Direction: Write out the listing below again, precisely as it is given.

Data provided:

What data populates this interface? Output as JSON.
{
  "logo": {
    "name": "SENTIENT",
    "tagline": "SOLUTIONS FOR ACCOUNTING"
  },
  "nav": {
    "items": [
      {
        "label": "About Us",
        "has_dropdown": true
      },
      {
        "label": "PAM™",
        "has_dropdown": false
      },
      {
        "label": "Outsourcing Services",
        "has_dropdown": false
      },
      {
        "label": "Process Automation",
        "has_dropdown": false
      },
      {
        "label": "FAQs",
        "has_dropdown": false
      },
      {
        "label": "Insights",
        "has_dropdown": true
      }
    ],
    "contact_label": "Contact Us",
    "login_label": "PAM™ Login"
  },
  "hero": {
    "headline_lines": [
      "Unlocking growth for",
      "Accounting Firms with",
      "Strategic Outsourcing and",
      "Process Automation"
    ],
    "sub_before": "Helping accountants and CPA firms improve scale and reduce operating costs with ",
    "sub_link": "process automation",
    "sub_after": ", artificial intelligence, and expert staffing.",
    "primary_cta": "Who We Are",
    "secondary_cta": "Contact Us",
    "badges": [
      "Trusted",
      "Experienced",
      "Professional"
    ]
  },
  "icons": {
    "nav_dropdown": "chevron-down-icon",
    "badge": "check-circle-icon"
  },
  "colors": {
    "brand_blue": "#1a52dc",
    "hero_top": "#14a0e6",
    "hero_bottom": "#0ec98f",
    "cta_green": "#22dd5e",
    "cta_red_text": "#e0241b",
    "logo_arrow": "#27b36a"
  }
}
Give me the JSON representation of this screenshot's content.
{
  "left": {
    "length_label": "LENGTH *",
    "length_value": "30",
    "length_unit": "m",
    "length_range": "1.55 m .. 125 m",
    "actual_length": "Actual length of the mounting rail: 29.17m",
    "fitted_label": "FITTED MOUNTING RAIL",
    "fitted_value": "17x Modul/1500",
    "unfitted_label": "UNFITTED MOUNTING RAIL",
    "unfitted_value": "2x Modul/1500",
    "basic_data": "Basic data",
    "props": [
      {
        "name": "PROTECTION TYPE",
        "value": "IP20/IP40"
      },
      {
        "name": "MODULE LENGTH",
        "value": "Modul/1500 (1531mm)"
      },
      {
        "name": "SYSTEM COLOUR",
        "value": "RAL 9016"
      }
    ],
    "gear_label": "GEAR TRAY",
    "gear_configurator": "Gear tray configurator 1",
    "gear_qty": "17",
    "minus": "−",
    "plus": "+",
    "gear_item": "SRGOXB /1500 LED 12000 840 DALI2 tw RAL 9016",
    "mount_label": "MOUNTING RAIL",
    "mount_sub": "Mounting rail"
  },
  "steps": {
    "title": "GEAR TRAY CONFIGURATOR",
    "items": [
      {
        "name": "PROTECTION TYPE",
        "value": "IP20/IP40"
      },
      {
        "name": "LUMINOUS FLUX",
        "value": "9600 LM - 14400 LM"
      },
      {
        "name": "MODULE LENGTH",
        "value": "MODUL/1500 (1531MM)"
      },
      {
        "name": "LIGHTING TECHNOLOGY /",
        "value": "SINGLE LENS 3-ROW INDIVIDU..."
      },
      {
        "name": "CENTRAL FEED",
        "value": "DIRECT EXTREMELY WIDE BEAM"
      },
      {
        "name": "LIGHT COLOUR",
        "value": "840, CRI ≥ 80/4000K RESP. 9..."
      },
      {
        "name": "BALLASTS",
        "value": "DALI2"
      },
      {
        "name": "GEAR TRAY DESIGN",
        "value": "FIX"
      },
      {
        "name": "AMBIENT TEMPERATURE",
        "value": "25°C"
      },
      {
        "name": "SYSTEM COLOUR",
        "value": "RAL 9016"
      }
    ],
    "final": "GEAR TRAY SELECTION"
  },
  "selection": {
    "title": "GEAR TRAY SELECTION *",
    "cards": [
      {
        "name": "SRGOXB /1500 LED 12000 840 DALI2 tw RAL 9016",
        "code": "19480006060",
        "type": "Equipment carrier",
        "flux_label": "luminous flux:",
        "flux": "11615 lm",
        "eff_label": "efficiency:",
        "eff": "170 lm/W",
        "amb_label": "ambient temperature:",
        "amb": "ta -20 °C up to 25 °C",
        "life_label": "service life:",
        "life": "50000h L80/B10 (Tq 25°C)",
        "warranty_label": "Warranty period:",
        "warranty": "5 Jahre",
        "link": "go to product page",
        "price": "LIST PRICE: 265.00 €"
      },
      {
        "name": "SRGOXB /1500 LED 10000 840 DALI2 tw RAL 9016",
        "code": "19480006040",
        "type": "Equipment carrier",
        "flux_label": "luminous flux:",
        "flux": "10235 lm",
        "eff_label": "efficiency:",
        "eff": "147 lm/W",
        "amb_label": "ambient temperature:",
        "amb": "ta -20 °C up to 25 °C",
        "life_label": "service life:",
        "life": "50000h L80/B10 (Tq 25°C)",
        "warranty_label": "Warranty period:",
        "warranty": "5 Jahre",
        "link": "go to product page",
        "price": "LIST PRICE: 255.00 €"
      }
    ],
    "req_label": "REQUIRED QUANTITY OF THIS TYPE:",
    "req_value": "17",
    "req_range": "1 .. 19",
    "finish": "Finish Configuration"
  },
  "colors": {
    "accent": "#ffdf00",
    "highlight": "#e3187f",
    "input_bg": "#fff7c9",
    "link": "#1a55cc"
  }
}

Output of the exercise:
What data populates this interface? Output as JSON.
{
  "logo": {
    "name": "SENTIENT",
    "tagline": "SOLUTIONS FOR ACCOUNTING"
  },
  "nav": {
    "items": [
      {
        "label": "About Us",
        "has_dropdown": true
      },
      {
        "label": "PAM™",
        "has_dropdown": false
      },
      {
        "label": "Outsourcing Services",
        "has_dropdown": false
      },
      {
        "label": "Process Automation",
        "has_dropdown": false
      },
      {
        "label": "FAQs",
        "has_dropdown": false
      },
      {
        "label": "Insights",
        "has_dropdown": true
      }
    ],
    "contact_label": "Contact Us",
    "login_label": "PAM™ Login"
  },
  "hero": {
    "headline_lines": [
      "Unlocking growth for",
      "Accounting Firms with",
      "Strategic Outsourcing and",
      "Process Automation"
    ],
    "sub_before": "Helping accountants and CPA firms improve scale and reduce operating costs with ",
    "sub_link": "process automation",
    "sub_after": ", artificial intelligence, and expert staffing.",
    "primary_cta": "Who We Are",
    "secondary_cta": "Contact Us",
    "badges": [
      "Trusted",
      "Experienced",
      "Professional"
    ]
  },
  "icons": {
    "nav_dropdown": "chevron-down-icon",
    "badge": "check-circle-icon"
  },
  "colors": {
    "brand_blue": "#1a52dc",
    "hero_top": "#14a0e6",
    "hero_bottom": "#0ec98f",
    "cta_green": "#22dd5e",
    "cta_red_text": "#e0241b",
    "logo_arrow": "#27b36a"
  }
}
Give me the JSON representation of this screenshot's content.
{
  "left": {
    "length_label": "LENGTH *",
    "length_value": "30",
    "length_unit": "m",
    "length_range": "1.55 m .. 125 m",
    "actual_length": "Actual length of the mounting rail: 29.17m",
    "fitted_label": "FITTED MOUNTING RAIL",
    "fitted_value": "17x Modul/1500",
    "unfitted_label": "UNFITTED MOUNTING RAIL",
    "unfitted_value": "2x Modul/1500",
    "basic_data": "Basic data",
    "props": [
      {
        "name": "PROTECTION TYPE",
        "value": "IP20/IP40"
      },
      {
        "name": "MODULE LENGTH",
        "value": "Modul/1500 (1531mm)"
      },
      {
        "name": "SYSTEM COLOUR",
        "value": "RAL 9016"
      }
    ],
    "gear_label": "GEAR TRAY",
    "gear_configurator": "Gear tray configurator 1",
    "gear_qty": "17",
    "minus": "−",
    "plus": "+",
    "gear_item": "SRGOXB /1500 LED 12000 840 DALI2 tw RAL 9016",
    "mount_label": "MOUNTING RAIL",
    "mount_sub": "Mounting rail"
  },
  "steps": {
    "title": "GEAR TRAY CONFIGURATOR",
    "items": [
      {
        "name": "PROTECTION TYPE",
        "value": "IP20/IP40"
      },
      {
        "name": "LUMINOUS FLUX",
        "value": "9600 LM - 14400 LM"
      },
      {
        "name": "MODULE LENGTH",
        "value": "MODUL/1500 (1531MM)"
      },
      {
        "name": "LIGHTING TECHNOLOGY /",
        "value": "SINGLE LENS 3-ROW INDIVIDU..."
      },
      {
        "name": "CENTRAL FEED",
        "value": "DIRECT EXTREMELY WIDE BEAM"
      },
      {
        "name": "LIGHT COLOUR",
        "value": "840, CRI ≥ 80/4000K RESP. 9..."
      },
      {
        "name": "BALLASTS",
        "value": "DALI2"
      },
      {
        "name": "GEAR TRAY DESIGN",
        "value": "FIX"
      },
      {
        "name": "AMBIENT TEMPERATURE",
        "value": "25°C"
      },
      {
        "name": "SYSTEM COLOUR",
        "value": "RAL 9016"
      }
    ],
    "final": "GEAR TRAY SELECTION"
  },
  "selection": {
    "title": "GEAR TRAY SELECTION *",
    "cards": [
      {
        "name": "SRGOXB /1500 LED 12000 840 DALI2 tw RAL 9016",
        "code": "19480006060",
        "type": "Equipment carrier",
        "flux_label": "luminous flux:",
        "flux": "11615 lm",
        "eff_label": "efficiency:",
        "eff": "170 lm/W",
        "amb_label": "ambient temperature:",
        "amb": "ta -20 °C up to 25 °C",
        "life_label": "service life:",
        "life": "50000h L80/B10 (Tq 25°C)",
        "warranty_label": "Warranty period:",
        "warranty": "5 Jahre",
        "link": "go to product page",
        "price": "LIST PRICE: 265.00 €"
      },
      {
        "name": "SRGOXB /1500 LED 10000 840 DALI2 tw RAL 9016",
        "code": "19480006040",
        "type": "Equipment carrier",
        "flux_label": "luminous flux:",
        "flux": "10235 lm",
        "eff_label": "efficiency:",
        "eff": "147 lm/W",
        "amb_label": "ambient temperature:",
        "amb": "ta -20 °C up to 25 °C",
        "life_label": "service life:",
        "life": "50000h L80/B10 (Tq 25°C)",
        "warranty_label": "Warranty period:",
        "warranty": "5 Jahre",
        "link": "go to product page",
        "price": "LIST PRICE: 255.00 €"
      }
    ],
    "req_label": "REQUIRED QUANTITY OF THIS TYPE:",
    "req_value": "17",
    "req_range": "1 .. 19",
    "finish": "Finish Configuration"
  },
  "colors": {
    "accent": "#ffdf00",
    "highlight": "#e3187f",
    "input_bg": "#fff7c9",
    "link": "#1a55cc"
  }
}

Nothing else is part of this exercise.